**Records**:
══════════
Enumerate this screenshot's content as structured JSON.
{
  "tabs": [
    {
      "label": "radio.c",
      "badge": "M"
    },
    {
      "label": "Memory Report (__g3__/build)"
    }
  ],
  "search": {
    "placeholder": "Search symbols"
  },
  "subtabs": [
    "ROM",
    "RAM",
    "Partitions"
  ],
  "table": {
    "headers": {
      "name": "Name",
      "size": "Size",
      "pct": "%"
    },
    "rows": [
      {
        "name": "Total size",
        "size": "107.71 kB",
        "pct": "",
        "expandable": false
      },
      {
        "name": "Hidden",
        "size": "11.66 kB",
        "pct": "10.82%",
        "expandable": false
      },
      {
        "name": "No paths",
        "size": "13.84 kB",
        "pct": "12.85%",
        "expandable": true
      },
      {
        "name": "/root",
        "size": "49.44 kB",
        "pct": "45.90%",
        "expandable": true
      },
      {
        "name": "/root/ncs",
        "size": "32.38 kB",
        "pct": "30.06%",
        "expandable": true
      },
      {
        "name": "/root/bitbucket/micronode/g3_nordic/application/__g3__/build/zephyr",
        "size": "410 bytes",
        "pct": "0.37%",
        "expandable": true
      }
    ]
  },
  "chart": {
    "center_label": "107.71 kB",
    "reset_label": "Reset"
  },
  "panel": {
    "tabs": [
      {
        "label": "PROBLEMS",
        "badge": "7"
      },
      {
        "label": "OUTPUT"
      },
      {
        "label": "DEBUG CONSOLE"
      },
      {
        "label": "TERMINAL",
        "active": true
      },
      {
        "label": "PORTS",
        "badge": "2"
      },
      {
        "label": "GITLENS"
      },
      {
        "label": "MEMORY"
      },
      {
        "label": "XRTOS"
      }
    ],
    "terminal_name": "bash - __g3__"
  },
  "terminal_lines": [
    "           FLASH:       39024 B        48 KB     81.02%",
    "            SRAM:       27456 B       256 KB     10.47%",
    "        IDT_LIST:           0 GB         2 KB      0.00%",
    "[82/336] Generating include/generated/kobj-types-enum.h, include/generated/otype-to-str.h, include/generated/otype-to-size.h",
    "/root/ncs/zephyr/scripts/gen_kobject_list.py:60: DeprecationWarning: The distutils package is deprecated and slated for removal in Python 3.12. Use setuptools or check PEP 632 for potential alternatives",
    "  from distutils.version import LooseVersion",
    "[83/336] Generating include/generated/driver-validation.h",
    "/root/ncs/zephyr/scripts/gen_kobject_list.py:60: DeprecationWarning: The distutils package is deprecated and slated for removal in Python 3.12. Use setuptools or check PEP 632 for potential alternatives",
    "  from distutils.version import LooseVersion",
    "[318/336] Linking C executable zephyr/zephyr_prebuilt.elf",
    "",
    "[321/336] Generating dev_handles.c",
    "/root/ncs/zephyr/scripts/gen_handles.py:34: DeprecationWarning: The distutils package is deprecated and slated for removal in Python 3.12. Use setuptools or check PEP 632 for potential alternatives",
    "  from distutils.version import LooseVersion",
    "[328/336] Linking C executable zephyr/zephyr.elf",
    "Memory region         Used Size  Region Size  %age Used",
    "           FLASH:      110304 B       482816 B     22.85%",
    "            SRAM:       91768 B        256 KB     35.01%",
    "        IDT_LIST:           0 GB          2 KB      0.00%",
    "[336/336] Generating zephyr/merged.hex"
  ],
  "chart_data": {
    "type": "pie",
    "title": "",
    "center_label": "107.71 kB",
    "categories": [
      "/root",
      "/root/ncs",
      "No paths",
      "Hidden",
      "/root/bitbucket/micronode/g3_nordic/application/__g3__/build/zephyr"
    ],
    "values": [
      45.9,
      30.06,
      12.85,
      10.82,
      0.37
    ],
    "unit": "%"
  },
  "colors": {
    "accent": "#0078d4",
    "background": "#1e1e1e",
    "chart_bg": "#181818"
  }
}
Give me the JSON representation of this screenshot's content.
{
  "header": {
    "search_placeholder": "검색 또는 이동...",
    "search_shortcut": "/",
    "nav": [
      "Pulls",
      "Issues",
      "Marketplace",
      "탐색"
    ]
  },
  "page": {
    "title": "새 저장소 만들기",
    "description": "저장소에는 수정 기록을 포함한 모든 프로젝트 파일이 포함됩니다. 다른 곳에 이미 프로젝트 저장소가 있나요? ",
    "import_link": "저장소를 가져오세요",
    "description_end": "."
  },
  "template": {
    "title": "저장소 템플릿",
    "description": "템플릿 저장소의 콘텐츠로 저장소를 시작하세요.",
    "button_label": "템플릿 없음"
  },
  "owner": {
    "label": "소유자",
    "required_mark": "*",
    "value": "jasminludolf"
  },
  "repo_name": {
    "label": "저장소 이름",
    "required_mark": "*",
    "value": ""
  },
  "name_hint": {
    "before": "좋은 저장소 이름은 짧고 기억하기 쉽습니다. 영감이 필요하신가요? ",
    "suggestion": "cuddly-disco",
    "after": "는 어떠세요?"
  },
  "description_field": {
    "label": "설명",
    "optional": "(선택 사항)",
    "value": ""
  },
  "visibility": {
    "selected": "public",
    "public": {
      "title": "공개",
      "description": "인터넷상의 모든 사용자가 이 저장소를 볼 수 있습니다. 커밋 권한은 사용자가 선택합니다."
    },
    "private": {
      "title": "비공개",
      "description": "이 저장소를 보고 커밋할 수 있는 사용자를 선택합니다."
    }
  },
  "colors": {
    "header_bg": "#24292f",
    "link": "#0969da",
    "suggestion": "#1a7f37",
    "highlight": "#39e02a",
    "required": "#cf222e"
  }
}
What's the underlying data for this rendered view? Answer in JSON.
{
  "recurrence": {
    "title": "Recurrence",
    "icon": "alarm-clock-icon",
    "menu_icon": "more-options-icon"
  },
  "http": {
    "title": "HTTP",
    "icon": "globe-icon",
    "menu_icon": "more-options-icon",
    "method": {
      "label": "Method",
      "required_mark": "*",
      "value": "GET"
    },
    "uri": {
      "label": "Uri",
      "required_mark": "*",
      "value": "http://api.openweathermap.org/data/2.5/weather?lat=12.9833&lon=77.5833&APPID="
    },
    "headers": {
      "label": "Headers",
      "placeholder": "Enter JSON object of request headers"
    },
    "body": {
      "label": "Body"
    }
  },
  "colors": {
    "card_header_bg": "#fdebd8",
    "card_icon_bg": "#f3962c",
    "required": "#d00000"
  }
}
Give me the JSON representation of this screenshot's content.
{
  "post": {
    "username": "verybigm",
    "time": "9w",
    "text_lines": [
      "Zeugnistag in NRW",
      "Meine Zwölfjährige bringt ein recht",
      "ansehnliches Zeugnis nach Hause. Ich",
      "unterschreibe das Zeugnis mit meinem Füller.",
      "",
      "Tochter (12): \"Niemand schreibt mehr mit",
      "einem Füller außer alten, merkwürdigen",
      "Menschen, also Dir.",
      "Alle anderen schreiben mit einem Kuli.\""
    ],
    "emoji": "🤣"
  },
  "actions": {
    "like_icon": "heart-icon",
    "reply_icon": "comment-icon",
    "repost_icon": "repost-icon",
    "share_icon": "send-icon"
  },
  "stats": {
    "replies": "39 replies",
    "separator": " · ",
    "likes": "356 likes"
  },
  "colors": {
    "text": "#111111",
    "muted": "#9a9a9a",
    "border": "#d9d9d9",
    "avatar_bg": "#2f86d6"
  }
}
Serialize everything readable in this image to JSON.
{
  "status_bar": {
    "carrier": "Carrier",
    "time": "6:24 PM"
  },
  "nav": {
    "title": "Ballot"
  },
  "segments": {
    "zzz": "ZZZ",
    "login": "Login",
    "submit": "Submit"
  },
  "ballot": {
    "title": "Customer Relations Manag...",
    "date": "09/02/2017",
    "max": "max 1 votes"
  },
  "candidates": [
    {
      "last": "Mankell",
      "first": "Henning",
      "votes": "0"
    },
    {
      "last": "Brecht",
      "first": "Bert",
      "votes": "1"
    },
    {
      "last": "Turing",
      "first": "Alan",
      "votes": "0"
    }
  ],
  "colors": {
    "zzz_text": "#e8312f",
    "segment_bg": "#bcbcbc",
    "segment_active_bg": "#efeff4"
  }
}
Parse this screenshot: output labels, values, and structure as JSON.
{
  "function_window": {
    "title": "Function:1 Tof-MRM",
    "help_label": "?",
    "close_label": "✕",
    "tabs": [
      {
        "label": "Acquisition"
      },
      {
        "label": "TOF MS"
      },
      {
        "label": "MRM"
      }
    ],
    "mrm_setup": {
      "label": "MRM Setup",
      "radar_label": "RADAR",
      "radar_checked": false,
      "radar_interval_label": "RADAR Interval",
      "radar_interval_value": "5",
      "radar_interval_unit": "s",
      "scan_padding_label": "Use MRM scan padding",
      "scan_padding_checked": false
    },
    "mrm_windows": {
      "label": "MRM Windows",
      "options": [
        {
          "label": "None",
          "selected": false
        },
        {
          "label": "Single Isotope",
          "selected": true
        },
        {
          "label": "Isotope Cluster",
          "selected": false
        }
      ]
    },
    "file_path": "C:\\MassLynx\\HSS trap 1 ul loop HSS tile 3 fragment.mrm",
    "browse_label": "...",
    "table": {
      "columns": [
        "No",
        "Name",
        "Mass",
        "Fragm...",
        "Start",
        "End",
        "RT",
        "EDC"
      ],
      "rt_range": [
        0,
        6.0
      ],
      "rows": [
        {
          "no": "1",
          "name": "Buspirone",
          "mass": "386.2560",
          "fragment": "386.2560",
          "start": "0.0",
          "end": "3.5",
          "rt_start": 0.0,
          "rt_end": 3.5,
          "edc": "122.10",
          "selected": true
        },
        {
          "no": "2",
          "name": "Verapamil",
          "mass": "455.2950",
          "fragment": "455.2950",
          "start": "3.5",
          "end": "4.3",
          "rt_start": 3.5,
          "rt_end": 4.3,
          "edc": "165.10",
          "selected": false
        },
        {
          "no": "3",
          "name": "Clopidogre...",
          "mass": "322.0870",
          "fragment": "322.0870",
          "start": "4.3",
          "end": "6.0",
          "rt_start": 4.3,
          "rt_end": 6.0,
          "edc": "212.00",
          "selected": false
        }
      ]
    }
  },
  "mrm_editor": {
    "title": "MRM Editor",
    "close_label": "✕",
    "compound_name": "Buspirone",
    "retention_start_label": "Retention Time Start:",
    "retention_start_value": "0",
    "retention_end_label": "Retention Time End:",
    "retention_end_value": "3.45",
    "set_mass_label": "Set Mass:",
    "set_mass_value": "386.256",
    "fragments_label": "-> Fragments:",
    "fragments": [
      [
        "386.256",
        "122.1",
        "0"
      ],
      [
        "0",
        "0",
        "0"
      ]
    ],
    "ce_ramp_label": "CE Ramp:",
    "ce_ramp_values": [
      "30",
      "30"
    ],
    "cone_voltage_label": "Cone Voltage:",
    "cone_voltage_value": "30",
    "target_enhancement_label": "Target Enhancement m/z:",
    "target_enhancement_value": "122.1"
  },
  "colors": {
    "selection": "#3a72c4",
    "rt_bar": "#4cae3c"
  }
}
══════════
**What is expected**:
Give only the number of lines in the data that hold the word "last".

**Solution to this problem**:
3